▸ **Task inputs**:
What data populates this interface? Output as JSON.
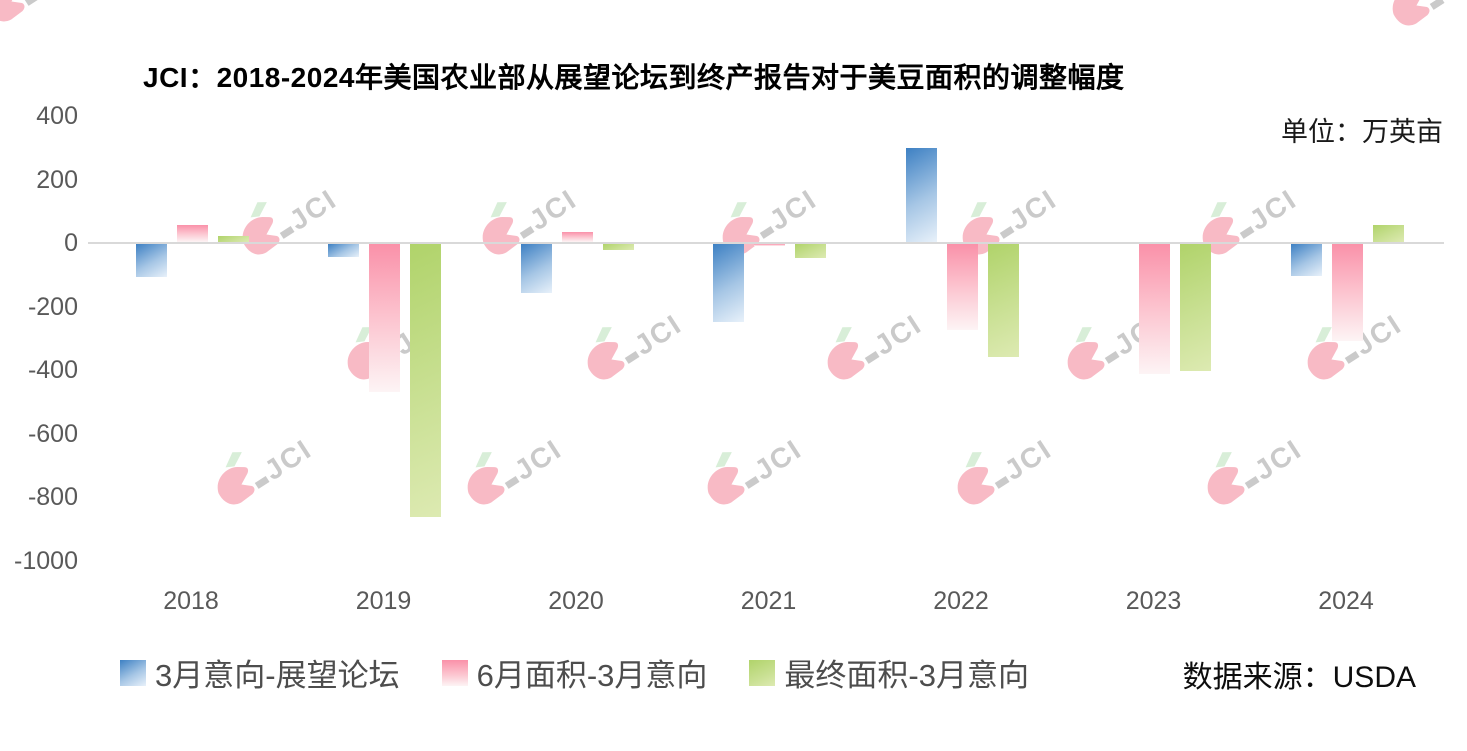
{
  "header": {
    "title": "JCI：2018-2024年美国农业部从展望论坛到终产报告对于美豆面积的调整幅度",
    "unit_label": "单位：万英亩"
  },
  "watermark": {
    "text": "JCI"
  },
  "legend": {
    "items": [
      {
        "label": "3月意向-展望论坛",
        "series": "blue"
      },
      {
        "label": "6月面积-3月意向",
        "series": "pink"
      },
      {
        "label": "最终面积-3月意向",
        "series": "green"
      }
    ]
  },
  "footer": {
    "source_label": "数据来源：USDA"
  },
  "colors": {
    "blue_top": "#3d80c3",
    "blue_bottom": "#e8f1fa",
    "pink_top": "#fa91a9",
    "pink_bottom": "#fdf4f5",
    "green_top": "#b0d36a",
    "green_bottom": "#ddeab2",
    "axis_text": "#595959",
    "zero_line": "#d9d9d9",
    "legend_text": "#4d4d4d",
    "title_text": "#000000"
  },
  "chart_data": {
    "type": "bar",
    "title": "JCI：2018-2024年美国农业部从展望论坛到终产报告对于美豆面积的调整幅度",
    "unit": "万英亩",
    "categories": [
      "2018",
      "2019",
      "2020",
      "2021",
      "2022",
      "2023",
      "2024"
    ],
    "series": [
      {
        "name": "3月意向-展望论坛",
        "color_key": "blue",
        "values": [
          -105,
          -40,
          -155,
          -245,
          295,
          0,
          -100
        ]
      },
      {
        "name": "6月面积-3月意向",
        "color_key": "pink",
        "values": [
          55,
          -465,
          30,
          -5,
          -270,
          -410,
          -305
        ]
      },
      {
        "name": "最终面积-3月意向",
        "color_key": "green",
        "values": [
          20,
          -860,
          -20,
          -45,
          -355,
          -400,
          55
        ]
      }
    ],
    "ylim": [
      -1000,
      400
    ],
    "yticks": [
      400,
      200,
      0,
      -200,
      -400,
      -600,
      -800,
      -1000
    ],
    "xlabel": "",
    "ylabel": "",
    "grid": false,
    "legend_position": "bottom",
    "source": "USDA"
  }
}
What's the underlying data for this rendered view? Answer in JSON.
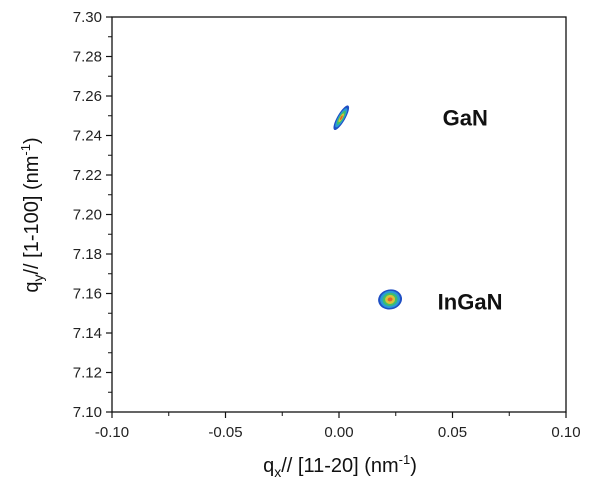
{
  "chart_data": {
    "type": "heatmap",
    "xlabel": {
      "base": "q",
      "sub": "x",
      "mid": "// [11-20] (nm",
      "sup": "-1",
      "end": ")"
    },
    "ylabel": {
      "base": "q",
      "sub": "y",
      "mid": "// [1-100] (nm",
      "sup": "-1",
      "end": ")"
    },
    "xlim": [
      -0.1,
      0.1
    ],
    "ylim": [
      7.1,
      7.3
    ],
    "x_ticks": [
      -0.1,
      -0.05,
      0.0,
      0.05,
      0.1
    ],
    "x_tick_labels": [
      "-0.10",
      "-0.05",
      "0.00",
      "0.05",
      "0.10"
    ],
    "y_ticks": [
      7.1,
      7.12,
      7.14,
      7.16,
      7.18,
      7.2,
      7.22,
      7.24,
      7.26,
      7.28,
      7.3
    ],
    "y_tick_labels": [
      "7.10",
      "7.12",
      "7.14",
      "7.16",
      "7.18",
      "7.20",
      "7.22",
      "7.24",
      "7.26",
      "7.28",
      "7.30"
    ],
    "grid": false,
    "peaks": [
      {
        "label": "GaN",
        "qx": 0.001,
        "qy": 7.249
      },
      {
        "label": "InGaN",
        "qx": 0.0225,
        "qy": 7.157
      }
    ],
    "colors": {
      "outer": "#1f4fc4",
      "mid1": "#2a9ad6",
      "mid2": "#3fbf6a",
      "core": "#d9c23a",
      "center": "#e0602c"
    }
  }
}
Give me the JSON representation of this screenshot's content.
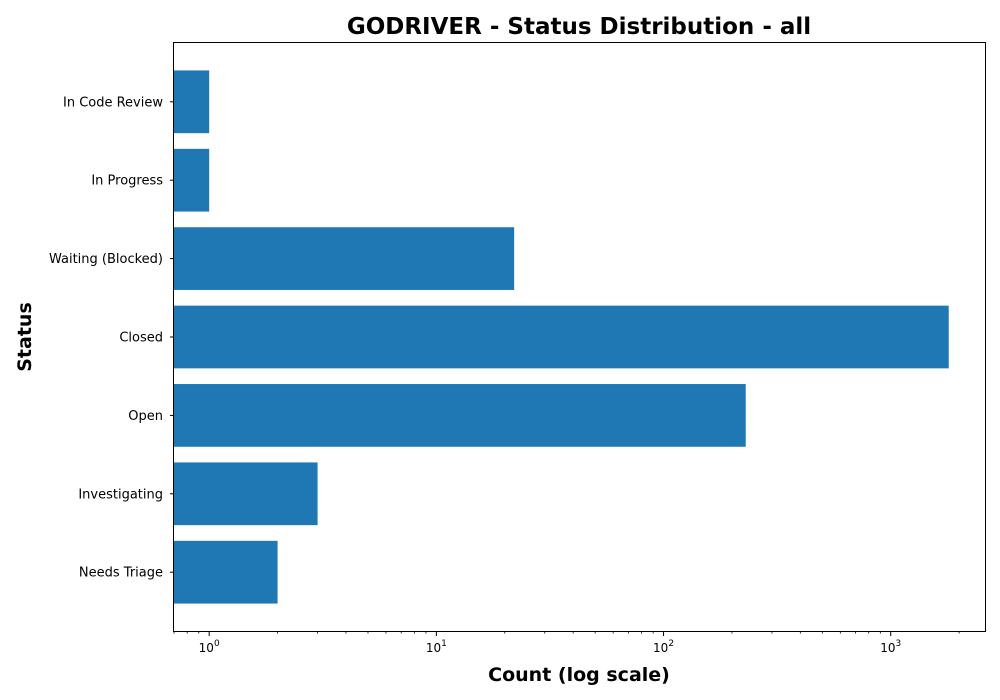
{
  "chart_data": {
    "type": "bar",
    "orientation": "horizontal",
    "title": "GODRIVER - Status Distribution - all",
    "xlabel": "Count (log scale)",
    "ylabel": "Status",
    "x_scale": "log",
    "xlim": [
      0.7,
      2600
    ],
    "x_ticks": [
      {
        "value": 1,
        "base": "10",
        "exp": "0"
      },
      {
        "value": 10,
        "base": "10",
        "exp": "1"
      },
      {
        "value": 100,
        "base": "10",
        "exp": "2"
      },
      {
        "value": 1000,
        "base": "10",
        "exp": "3"
      }
    ],
    "categories": [
      "Needs Triage",
      "Investigating",
      "Open",
      "Closed",
      "Waiting (Blocked)",
      "In Progress",
      "In Code Review"
    ],
    "values": [
      2,
      3,
      230,
      1800,
      22,
      1,
      1
    ],
    "bar_color": "#1f77b4",
    "grid": false,
    "legend": "none"
  }
}
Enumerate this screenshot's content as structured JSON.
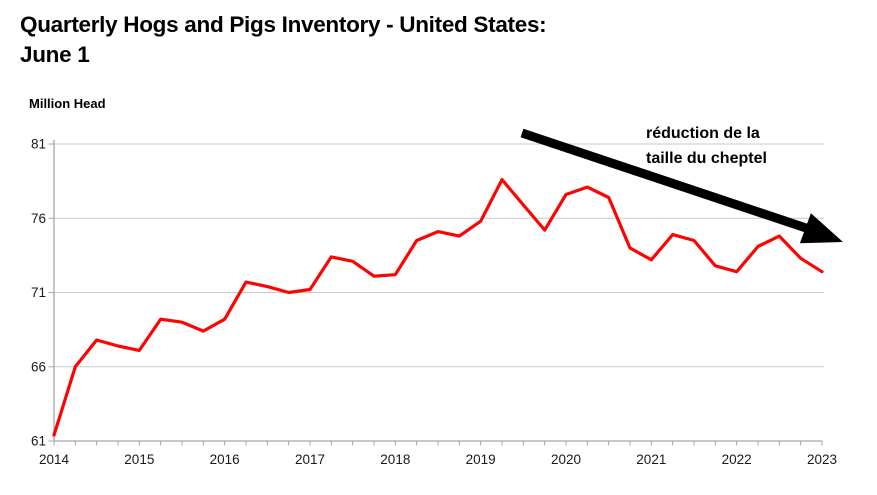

▸ **Directions for this task**: Pictures in the records above should not be copied. Repeat everything else exactly.

▸ **Final result**:
What data populates this interface? Output as JSON.
{
  "header": {
    "title": "JCI：2018-2024年美国农业部从展望论坛到终产报告对于美豆面积的调整幅度",
    "unit_label": "单位：万英亩"
  },
  "watermark": {
    "text": "JCI"
  },
  "legend": {
    "items": [
      {
        "label": "3月意向-展望论坛",
        "series": "blue"
      },
      {
        "label": "6月面积-3月意向",
        "series": "pink"
      },
      {
        "label": "最终面积-3月意向",
        "series": "green"
      }
    ]
  },
  "footer": {
    "source_label": "数据来源：USDA"
  },
  "colors": {
    "blue_top": "#3d80c3",
    "blue_bottom": "#e8f1fa",
    "pink_top": "#fa91a9",
    "pink_bottom": "#fdf4f5",
    "green_top": "#b0d36a",
    "green_bottom": "#ddeab2",
    "axis_text": "#595959",
    "zero_line": "#d9d9d9",
    "legend_text": "#4d4d4d",
    "title_text": "#000000"
  },
  "chart_data": {
    "type": "bar",
    "title": "JCI：2018-2024年美国农业部从展望论坛到终产报告对于美豆面积的调整幅度",
    "unit": "万英亩",
    "categories": [
      "2018",
      "2019",
      "2020",
      "2021",
      "2022",
      "2023",
      "2024"
    ],
    "series": [
      {
        "name": "3月意向-展望论坛",
        "color_key": "blue",
        "values": [
          -105,
          -40,
          -155,
          -245,
          295,
          0,
          -100
        ]
      },
      {
        "name": "6月面积-3月意向",
        "color_key": "pink",
        "values": [
          55,
          -465,
          30,
          -5,
          -270,
          -410,
          -305
        ]
      },
      {
        "name": "最终面积-3月意向",
        "color_key": "green",
        "values": [
          20,
          -860,
          -20,
          -45,
          -355,
          -400,
          55
        ]
      }
    ],
    "ylim": [
      -1000,
      400
    ],
    "yticks": [
      400,
      200,
      0,
      -200,
      -400,
      -600,
      -800,
      -1000
    ],
    "xlabel": "",
    "ylabel": "",
    "grid": false,
    "legend_position": "bottom",
    "source": "USDA"
  }
}
What's the underlying data for this rendered view? Answer in JSON.
{
  "chart_data": {
    "type": "heatmap",
    "xlabel": {
      "base": "q",
      "sub": "x",
      "mid": "// [11-20] (nm",
      "sup": "-1",
      "end": ")"
    },
    "ylabel": {
      "base": "q",
      "sub": "y",
      "mid": "// [1-100] (nm",
      "sup": "-1",
      "end": ")"
    },
    "xlim": [
      -0.1,
      0.1
    ],
    "ylim": [
      7.1,
      7.3
    ],
    "x_ticks": [
      -0.1,
      -0.05,
      0.0,
      0.05,
      0.1
    ],
    "x_tick_labels": [
      "-0.10",
      "-0.05",
      "0.00",
      "0.05",
      "0.10"
    ],
    "y_ticks": [
      7.1,
      7.12,
      7.14,
      7.16,
      7.18,
      7.2,
      7.22,
      7.24,
      7.26,
      7.28,
      7.3
    ],
    "y_tick_labels": [
      "7.10",
      "7.12",
      "7.14",
      "7.16",
      "7.18",
      "7.20",
      "7.22",
      "7.24",
      "7.26",
      "7.28",
      "7.30"
    ],
    "grid": false,
    "peaks": [
      {
        "label": "GaN",
        "qx": 0.001,
        "qy": 7.249
      },
      {
        "label": "InGaN",
        "qx": 0.0225,
        "qy": 7.157
      }
    ],
    "colors": {
      "outer": "#1f4fc4",
      "mid1": "#2a9ad6",
      "mid2": "#3fbf6a",
      "core": "#d9c23a",
      "center": "#e0602c"
    }
  }
}
Give me the JSON representation of this screenshot's content.
{
  "chart_data": {
    "type": "bar",
    "orientation": "horizontal",
    "title": "GODRIVER - Status Distribution - all",
    "xlabel": "Count (log scale)",
    "ylabel": "Status",
    "x_scale": "log",
    "xlim": [
      0.7,
      2600
    ],
    "x_ticks": [
      {
        "value": 1,
        "base": "10",
        "exp": "0"
      },
      {
        "value": 10,
        "base": "10",
        "exp": "1"
      },
      {
        "value": 100,
        "base": "10",
        "exp": "2"
      },
      {
        "value": 1000,
        "base": "10",
        "exp": "3"
      }
    ],
    "categories": [
      "Needs Triage",
      "Investigating",
      "Open",
      "Closed",
      "Waiting (Blocked)",
      "In Progress",
      "In Code Review"
    ],
    "values": [
      2,
      3,
      230,
      1800,
      22,
      1,
      1
    ],
    "bar_color": "#1f77b4",
    "grid": false,
    "legend": "none"
  }
}
Enumerate this screenshot's content as structured JSON.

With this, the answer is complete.